>> START Listed records
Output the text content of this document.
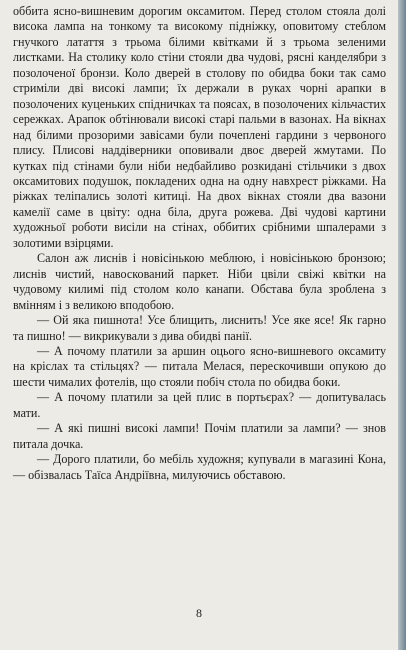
оббита ясно-вишневим дорогим оксамитом. Перед столом стояла долі висока лампа на тонкому та високому підніжку, оповитому стеблом гнучкого латаття з трьома білими квітками й з трьома зеленими листками. На столику коло стіни стояли два чудові, рясні канделябри з позолоченої бронзи. Коло дверей в столову по обидва боки так само стриміли дві високі лампи; їх держали в руках чорні арапки в позолочених куценьких спідничках та поясах, в позолочених кільчастих сережках. Арапок обтінювали високі старі пальми в вазонах. На вікнах над білими прозорими завісами були почеплені гардини з червоного плису. Плисові наддіверники оповивали двоє дверей жмутами. По кутках під стінами були ніби недбайливо розкидані стільчики з двох оксамитових подушок, покладених одна на одну навхрест ріжками. На ріжках теліпались золоті китиці. На двох вікнах стояли два вазони камелії саме в цвіту: одна біла, друга рожева. Дві чудові картини художньої роботи висіли на стінах, оббитих срібними шпалерами з золотими взірцями.

Салон аж лиснів і новісінькою меблюю, і новісінькою бронзою; лиснів чистий, навоскований паркет. Ніби цвіли свіжі квітки на чудовому килимі під столом коло канапи. Обстава була зроблена з вмінням і з великою вподобою.

— Ой яка пишнота! Усе блищить, лиснить! Усе яке ясе! Як гарно та пишно! — викрикували з дива обидві панії.

— А почому платили за аршин оцього ясно-вишневого оксамиту на кріслах та стільцях? — питала Мелася, перескочивши опукою до шести чималих фотелів, що стояли побіч стола по обидва боки.

— А почому платили за цей плис в портьєрах? — допитувалась мати.

— А які пишні високі лампи! Почім платили за лампи? — знов питала дочка.

— Дорого платили, бо мебіль художня; купували в магазині Кона, — обізвалась Таїса Андріївна, милуючись обставою.

8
>> END Listed records
■ Challenge: Copy each line of the data above that holds "питала".

■ Full solution:
— А почому платили за аршин оцього ясно-вишневого оксамиту на кріслах та стільцях? — питала Мелася, перескочивши опукою до шести чималих фотелів, що стояли побіч стола по обидва боки.
— А які пишні високі лампи! Почім платили за лампи? — знов питала дочка.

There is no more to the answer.